- Exercise materials:
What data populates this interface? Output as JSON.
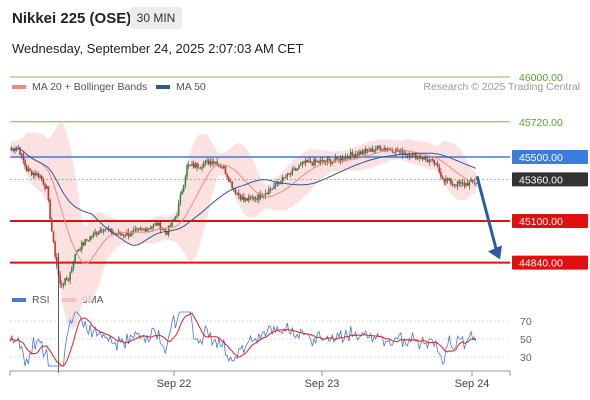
{
  "header": {
    "title": "Nikkei 225 (OSE)",
    "timeframe": "30 MIN"
  },
  "datetime": "Wednesday, September 24, 2025 2:07:03 AM CET",
  "legend": {
    "bollinger": {
      "label": "MA 20 + Bollinger Bands",
      "color": "#f08a84"
    },
    "ma50": {
      "label": "MA 50",
      "color": "#2d5a92"
    },
    "rsi": {
      "label": "RSI",
      "color": "#4a77d4"
    },
    "rsi_ma": {
      "label": "9MA",
      "color": "#e02020"
    }
  },
  "credit": "Research © 2025 Trading Central",
  "chart_data": {
    "type": "candlestick",
    "x_ticks": [
      "Sep 22",
      "Sep 23",
      "Sep 24"
    ],
    "ylim": [
      44500,
      46200
    ],
    "last_price": {
      "value": 45360,
      "label": "45360.00",
      "color": "#333333"
    },
    "levels": [
      {
        "value": 46000,
        "label": "46000.00",
        "color": "#5aa02c",
        "style": "thin-green"
      },
      {
        "value": 45720,
        "label": "45720.00",
        "color": "#5aa02c",
        "style": "thin-green"
      },
      {
        "value": 45500,
        "label": "45500.00",
        "color": "#3b7ddd",
        "style": "blue"
      },
      {
        "value": 45100,
        "label": "45100.00",
        "color": "#e01010",
        "style": "red"
      },
      {
        "value": 44840,
        "label": "44840.00",
        "color": "#e01010",
        "style": "red"
      }
    ],
    "forecast_arrow": {
      "from": 45380,
      "to": 44860,
      "color": "#2d5aa0"
    },
    "rsi": {
      "ticks": [
        70,
        50,
        30
      ],
      "ylim": [
        15,
        85
      ]
    }
  }
}
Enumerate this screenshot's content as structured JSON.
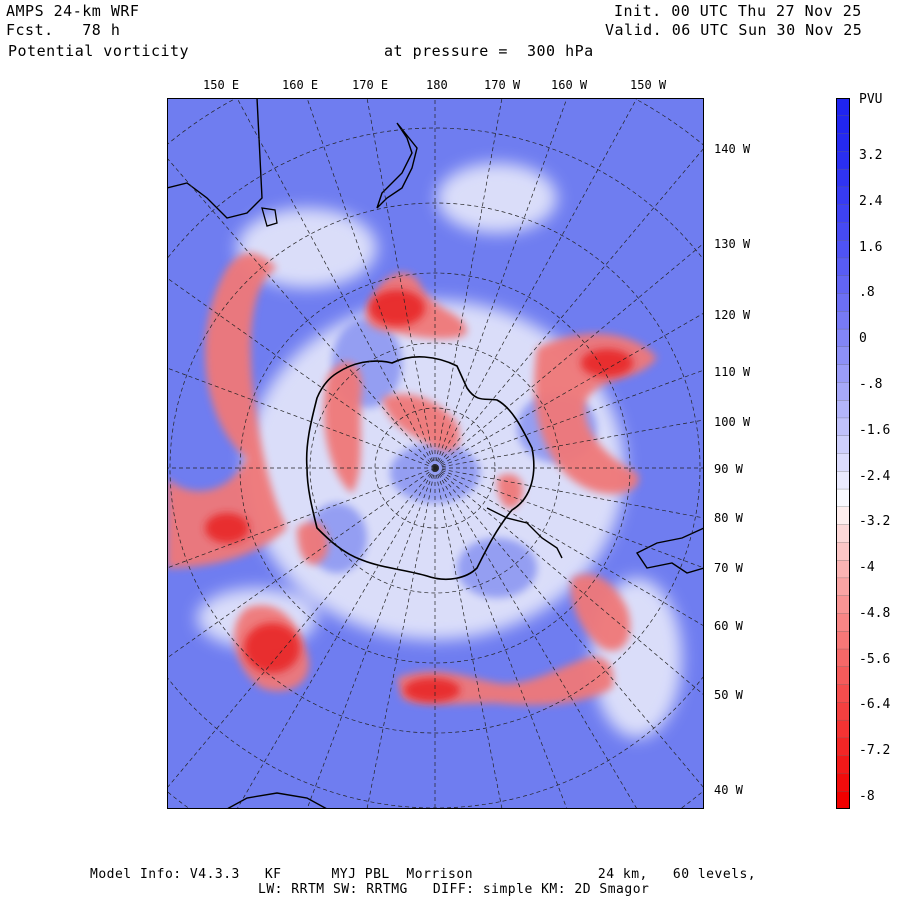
{
  "header": {
    "model": "AMPS 24-km WRF",
    "fcst_label": "Fcst.",
    "fcst_value": "78 h",
    "field": "Potential vorticity",
    "level_text": "at pressure =",
    "level_value": "300 hPa",
    "init_label": "Init.",
    "init_value": "00 UTC Thu 27 Nov 25",
    "valid_label": "Valid.",
    "valid_value": "06 UTC Sun 30 Nov 25"
  },
  "top_axis_labels": [
    "150 E",
    "160 E",
    "170 E",
    "180",
    "170 W",
    "160 W",
    "150 W"
  ],
  "right_axis_labels": [
    "140 W",
    "130 W",
    "120 W",
    "110 W",
    "100 W",
    "90 W",
    "80 W",
    "70 W",
    "60 W",
    "50 W",
    "40 W"
  ],
  "colorbar": {
    "unit": "PVU",
    "labels": [
      "3.2",
      "2.4",
      "1.6",
      ".8",
      "0",
      "-.8",
      "-1.6",
      "-2.4",
      "-3.2",
      "-4",
      "-4.8",
      "-5.6",
      "-6.4",
      "-7.2",
      "-8"
    ],
    "colors": {
      "max": "#1f24f0",
      "mid": "#ffffff",
      "min": "#f00000",
      "land": "#000000"
    }
  },
  "footer": {
    "line1": "Model Info: V4.3.3   KF      MYJ PBL  Morrison               24 km,   60 levels,",
    "line2": "LW: RRTM SW: RRTMG   DIFF: simple KM: 2D Smagor"
  }
}
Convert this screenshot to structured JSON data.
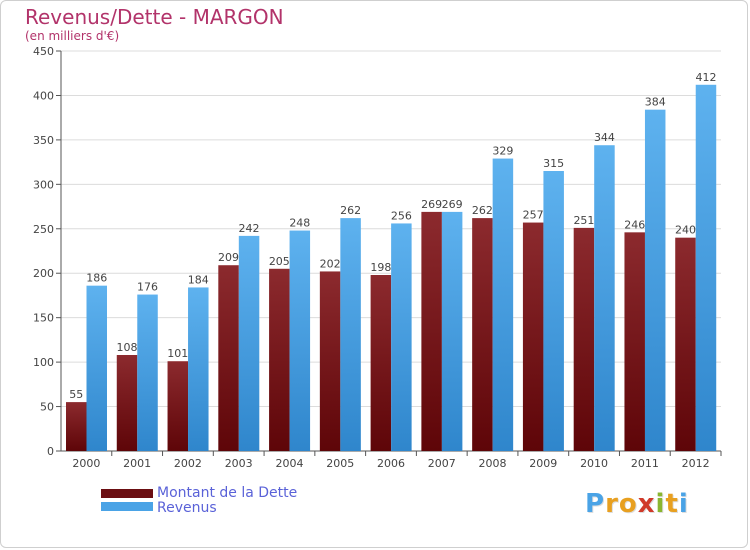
{
  "header": {
    "title": "Revenus/Dette - MARGON",
    "subtitle": "(en milliers d'€)"
  },
  "chart_data": {
    "type": "bar",
    "categories": [
      "2000",
      "2001",
      "2002",
      "2003",
      "2004",
      "2005",
      "2006",
      "2007",
      "2008",
      "2009",
      "2010",
      "2011",
      "2012"
    ],
    "series": [
      {
        "name": "Montant de la Dette",
        "values": [
          55,
          108,
          101,
          209,
          205,
          202,
          198,
          269,
          262,
          257,
          251,
          246,
          240
        ],
        "color": "#7a1518"
      },
      {
        "name": "Revenus",
        "values": [
          186,
          176,
          184,
          242,
          248,
          262,
          256,
          269,
          329,
          315,
          344,
          384,
          412
        ],
        "color": "#4aa3e6"
      }
    ],
    "yticks": [
      "0",
      "50",
      "100",
      "150",
      "200",
      "250",
      "300",
      "350",
      "400",
      "450"
    ],
    "ylim": [
      0,
      450
    ],
    "grid": true,
    "legend_position": "bottom-left"
  },
  "legend": {
    "items": [
      {
        "label": "Montant de la Dette",
        "color": "#7a1518"
      },
      {
        "label": "Revenus",
        "color": "#4aa3e6"
      }
    ]
  },
  "logo": {
    "text": "Proxiti"
  }
}
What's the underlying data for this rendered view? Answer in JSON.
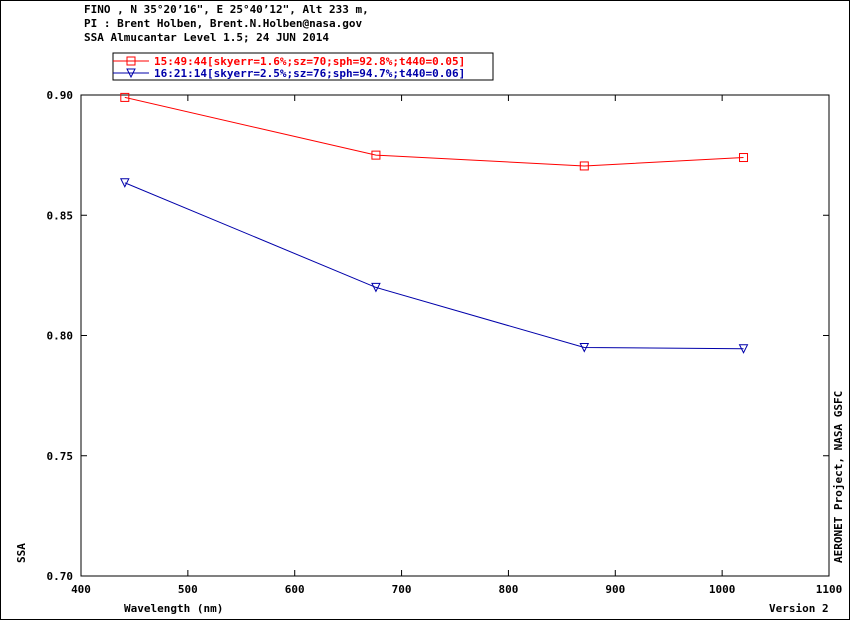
{
  "header": {
    "line1": "FINO , N 35°20’16\", E 25°40’12\", Alt 233 m,",
    "line2": "PI : Brent Holben, Brent.N.Holben@nasa.gov",
    "line3": "SSA Almucantar Level 1.5; 24 JUN 2014"
  },
  "side_label": "AERONET Project, NASA GSFC",
  "version": "Version 2",
  "chart_data": {
    "type": "line",
    "title": "SSA Almucantar Level 1.5; 24 JUN 2014",
    "xlabel": "Wavelength (nm)",
    "ylabel": "SSA",
    "xlim": [
      400,
      1100
    ],
    "ylim": [
      0.7,
      0.9
    ],
    "xticks": [
      "400",
      "500",
      "600",
      "700",
      "800",
      "900",
      "1000",
      "1100"
    ],
    "yticks": [
      "0.90",
      "0.85",
      "0.80",
      "0.75",
      "0.70"
    ],
    "legend_position": "top-left",
    "grid": false,
    "x": [
      441,
      676,
      871,
      1020
    ],
    "series": [
      {
        "name": "15:49:44[skyerr=1.6%;sz=70;sph=92.8%;t440=0.05]",
        "color": "#ff0000",
        "marker": "square",
        "values": [
          0.899,
          0.875,
          0.8705,
          0.874
        ]
      },
      {
        "name": "16:21:14[skyerr=2.5%;sz=76;sph=94.7%;t440=0.06]",
        "color": "#0000aa",
        "marker": "triangle-down",
        "values": [
          0.8635,
          0.82,
          0.795,
          0.7945
        ]
      }
    ]
  }
}
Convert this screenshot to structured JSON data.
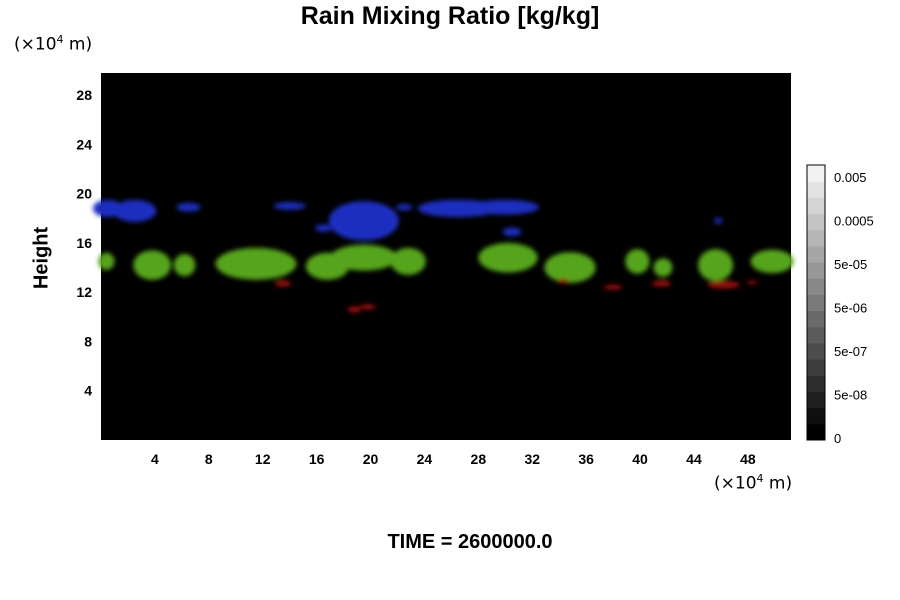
{
  "chart_data": {
    "type": "heatmap",
    "title": "Rain Mixing Ratio [kg/kg]",
    "ylabel": "Height",
    "y_unit": {
      "prefix": "(×10",
      "exp": "4",
      "suffix": " m)"
    },
    "x_unit": {
      "prefix": "(×10",
      "exp": "4",
      "suffix": " m)"
    },
    "xlim": [
      0,
      51.2
    ],
    "ylim": [
      0,
      29.8
    ],
    "x_ticks": [
      4,
      8,
      12,
      16,
      20,
      24,
      28,
      32,
      36,
      40,
      44,
      48
    ],
    "y_ticks": [
      4,
      8,
      12,
      16,
      20,
      24,
      28
    ],
    "colorbar": {
      "labels": [
        "0",
        "5e-08",
        "5e-07",
        "5e-06",
        "5e-05",
        "0.0005",
        "0.005"
      ],
      "levels": 17,
      "colors": {
        "low": "#000000",
        "high": "#f2f2f2"
      }
    },
    "background": "#000000",
    "regions": [
      {
        "color": "#1f2fbf",
        "band": "upper",
        "points": [
          [
            0.5,
            18.8,
            1.1,
            1.4
          ],
          [
            2.5,
            18.6,
            1.6,
            1.8
          ],
          [
            6.5,
            18.9,
            0.9,
            0.7
          ],
          [
            14,
            19,
            1.2,
            0.6
          ],
          [
            16.5,
            17.2,
            0.6,
            0.6
          ],
          [
            19.5,
            17.8,
            2.6,
            3.2
          ],
          [
            22.5,
            18.9,
            0.6,
            0.5
          ],
          [
            26.5,
            18.8,
            3.0,
            1.4
          ],
          [
            30,
            18.9,
            2.5,
            1.2
          ],
          [
            30.5,
            16.9,
            0.7,
            0.7
          ],
          [
            45.8,
            17.8,
            0.3,
            0.5
          ]
        ]
      },
      {
        "color": "#57a41a",
        "band": "middle",
        "points": [
          [
            0.4,
            14.5,
            0.6,
            1.4
          ],
          [
            3.8,
            14.2,
            1.4,
            2.4
          ],
          [
            6.2,
            14.2,
            0.8,
            1.8
          ],
          [
            11.5,
            14.3,
            3.0,
            2.6
          ],
          [
            16.8,
            14.1,
            1.6,
            2.2
          ],
          [
            19.5,
            14.8,
            2.5,
            2.1
          ],
          [
            22.8,
            14.5,
            1.3,
            2.2
          ],
          [
            30.2,
            14.8,
            2.2,
            2.4
          ],
          [
            34.8,
            14.0,
            1.9,
            2.5
          ],
          [
            39.8,
            14.5,
            0.9,
            2.0
          ],
          [
            41.7,
            14.0,
            0.7,
            1.5
          ],
          [
            45.6,
            14.2,
            1.3,
            2.6
          ],
          [
            49.8,
            14.5,
            1.6,
            1.9
          ]
        ]
      },
      {
        "color": "#990f0f",
        "band": "lower",
        "points": [
          [
            13.5,
            12.7,
            0.6,
            0.5
          ],
          [
            18.8,
            10.6,
            0.5,
            0.5
          ],
          [
            19.8,
            10.8,
            0.6,
            0.4
          ],
          [
            34.3,
            12.9,
            0.4,
            0.4
          ],
          [
            38,
            12.4,
            0.7,
            0.4
          ],
          [
            41.6,
            12.7,
            0.7,
            0.5
          ],
          [
            46.2,
            12.6,
            1.2,
            0.6
          ],
          [
            48.3,
            12.8,
            0.4,
            0.3
          ]
        ]
      }
    ]
  },
  "time_label": "TIME = 2600000.0"
}
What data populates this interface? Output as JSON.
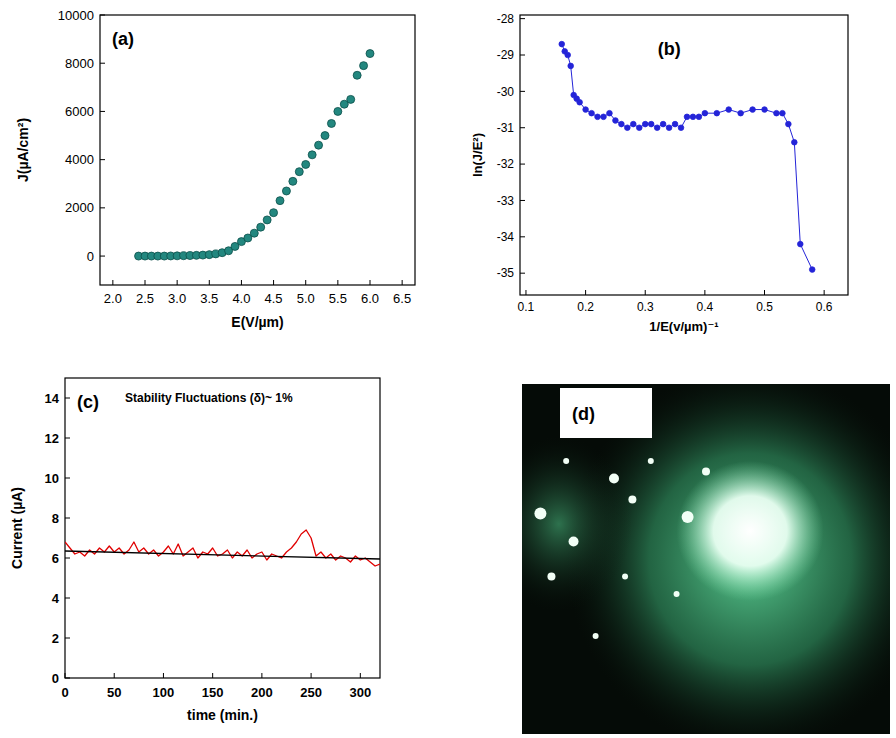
{
  "chart_data": [
    {
      "type": "scatter",
      "panel_label": "(a)",
      "x_label": "E(V/µm)",
      "y_label": "J(µA/cm²)",
      "xlim": [
        1.8,
        6.7
      ],
      "ylim": [
        -1200,
        10000
      ],
      "xticks": [
        {
          "value": 2,
          "label": "2.0"
        },
        2.5,
        {
          "value": 3,
          "label": "3.0"
        },
        3.5,
        {
          "value": 4,
          "label": "4.0"
        },
        4.5,
        {
          "value": 5,
          "label": "5.0"
        },
        5.5,
        {
          "value": 6,
          "label": "6.0"
        },
        6.5
      ],
      "yticks": [
        0,
        2000,
        4000,
        6000,
        8000,
        10000
      ],
      "x": [
        2.4,
        2.5,
        2.6,
        2.7,
        2.8,
        2.9,
        3.0,
        3.1,
        3.2,
        3.3,
        3.4,
        3.5,
        3.6,
        3.7,
        3.8,
        3.9,
        4.0,
        4.1,
        4.2,
        4.3,
        4.4,
        4.5,
        4.6,
        4.7,
        4.8,
        4.9,
        5.0,
        5.1,
        5.2,
        5.3,
        5.4,
        5.5,
        5.6,
        5.7,
        5.8,
        5.9,
        6.0
      ],
      "series": [
        {
          "color": "#23877f",
          "marker": "circle",
          "values": [
            0,
            0,
            0,
            0,
            0,
            5,
            10,
            15,
            20,
            30,
            40,
            60,
            90,
            140,
            220,
            400,
            600,
            750,
            950,
            1200,
            1500,
            1800,
            2300,
            2700,
            3100,
            3500,
            3800,
            4200,
            4600,
            5000,
            5500,
            6000,
            6300,
            6500,
            7500,
            7900,
            8400
          ]
        }
      ]
    },
    {
      "type": "line",
      "panel_label": "(b)",
      "x_label": "1/E(v/µm)⁻¹",
      "y_label": "ln(J/E²)",
      "xlim": [
        0.09,
        0.64
      ],
      "ylim": [
        -35.6,
        -27.9
      ],
      "xticks": [
        0.1,
        0.2,
        0.3,
        0.4,
        0.5,
        0.6
      ],
      "yticks": [
        -28,
        -29,
        -30,
        -31,
        -32,
        -33,
        -34,
        -35
      ],
      "x": [
        0.16,
        0.165,
        0.17,
        0.175,
        0.18,
        0.185,
        0.19,
        0.2,
        0.21,
        0.22,
        0.23,
        0.24,
        0.25,
        0.26,
        0.27,
        0.28,
        0.29,
        0.3,
        0.31,
        0.32,
        0.33,
        0.34,
        0.35,
        0.36,
        0.37,
        0.38,
        0.39,
        0.4,
        0.42,
        0.44,
        0.46,
        0.48,
        0.5,
        0.52,
        0.53,
        0.54,
        0.55,
        0.56,
        0.58
      ],
      "series": [
        {
          "color": "#2424d8",
          "marker": "circle",
          "values": [
            -28.7,
            -28.9,
            -29.0,
            -29.3,
            -30.1,
            -30.2,
            -30.3,
            -30.5,
            -30.6,
            -30.7,
            -30.7,
            -30.6,
            -30.8,
            -30.9,
            -31.0,
            -30.9,
            -31.0,
            -30.9,
            -30.9,
            -31.0,
            -30.9,
            -31.0,
            -30.9,
            -31.0,
            -30.7,
            -30.7,
            -30.7,
            -30.6,
            -30.6,
            -30.5,
            -30.6,
            -30.5,
            -30.5,
            -30.6,
            -30.6,
            -30.9,
            -31.4,
            -34.2,
            -34.9
          ]
        }
      ]
    },
    {
      "type": "line",
      "panel_label": "(c)",
      "title": "Stability Fluctuations (δ)~ 1%",
      "x_label": "time (min.)",
      "y_label": "Current (µA)",
      "xlim": [
        0,
        320
      ],
      "ylim": [
        0,
        15
      ],
      "xticks": [
        0,
        50,
        100,
        150,
        200,
        250,
        300
      ],
      "yticks": [
        0,
        2,
        4,
        6,
        8,
        10,
        12,
        14
      ],
      "series": [
        {
          "color": "#e00000",
          "x": [
            0,
            5,
            10,
            15,
            20,
            25,
            30,
            35,
            40,
            45,
            50,
            55,
            60,
            65,
            70,
            75,
            80,
            85,
            90,
            95,
            100,
            105,
            110,
            115,
            120,
            125,
            130,
            135,
            140,
            145,
            150,
            155,
            160,
            165,
            170,
            175,
            180,
            185,
            190,
            195,
            200,
            205,
            210,
            215,
            220,
            225,
            230,
            235,
            240,
            245,
            250,
            255,
            260,
            265,
            270,
            275,
            280,
            285,
            290,
            295,
            300,
            305,
            310,
            315,
            320
          ],
          "values": [
            6.8,
            6.5,
            6.2,
            6.3,
            6.1,
            6.4,
            6.2,
            6.5,
            6.3,
            6.6,
            6.3,
            6.5,
            6.2,
            6.4,
            6.8,
            6.3,
            6.5,
            6.2,
            6.4,
            6.1,
            6.3,
            6.6,
            6.2,
            6.7,
            6.1,
            6.3,
            6.5,
            6.0,
            6.3,
            6.2,
            6.5,
            6.1,
            6.2,
            6.4,
            6.0,
            6.3,
            6.1,
            6.4,
            6.0,
            6.2,
            6.3,
            5.9,
            6.2,
            6.1,
            6.0,
            6.3,
            6.5,
            6.8,
            7.2,
            7.4,
            7.0,
            6.1,
            6.3,
            6.0,
            6.2,
            5.9,
            6.1,
            6.0,
            5.8,
            6.1,
            5.9,
            6.0,
            5.8,
            5.6,
            5.7
          ]
        },
        {
          "color": "#000000",
          "x": [
            0,
            320
          ],
          "values": [
            6.35,
            5.95
          ]
        }
      ]
    },
    {
      "type": "image",
      "panel_label": "(d)"
    }
  ]
}
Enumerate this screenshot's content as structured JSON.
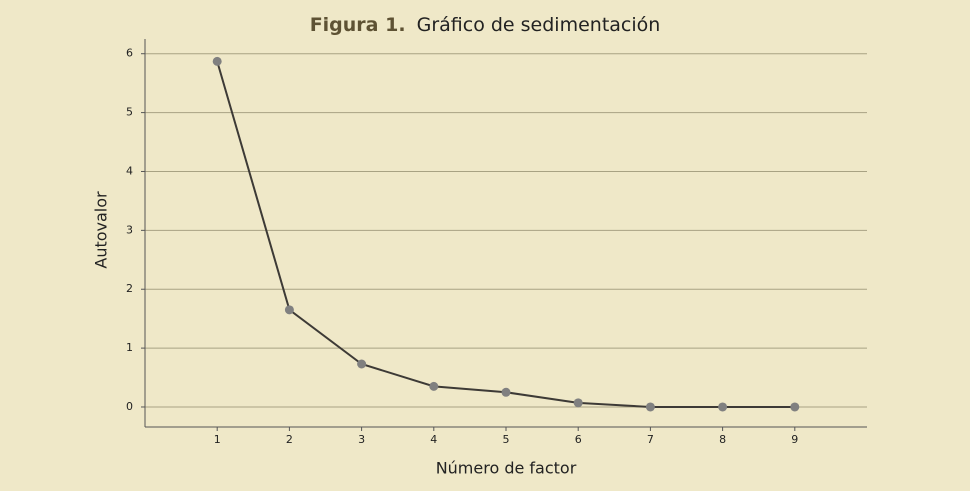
{
  "chart_data": {
    "type": "line",
    "figure_label": "Figura 1.",
    "title": "Gráfico de sedimentación",
    "x_label": "Número de factor",
    "y_label": "Autovalor",
    "x": [
      1,
      2,
      3,
      4,
      5,
      6,
      7,
      8,
      9
    ],
    "series": [
      {
        "color": "#3d3a36",
        "marker_color": "#808080",
        "values": [
          5.87,
          1.65,
          0.73,
          0.35,
          0.25,
          0.07,
          0,
          0,
          0
        ]
      }
    ],
    "xlim": [
      0,
      10
    ],
    "xticks": [
      1,
      2,
      3,
      4,
      5,
      6,
      7,
      8,
      9
    ],
    "ylim": [
      -0.34,
      6.25
    ],
    "yticks": [
      0,
      1,
      2,
      3,
      4,
      5,
      6
    ],
    "grid": true
  }
}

- Work to be completed:
Look through the data above. Each line containing the word "Montant" needs to be copied.

- Exercise output:
        "name": "Montant de la Dette",
        "label": "Montant de la Dette",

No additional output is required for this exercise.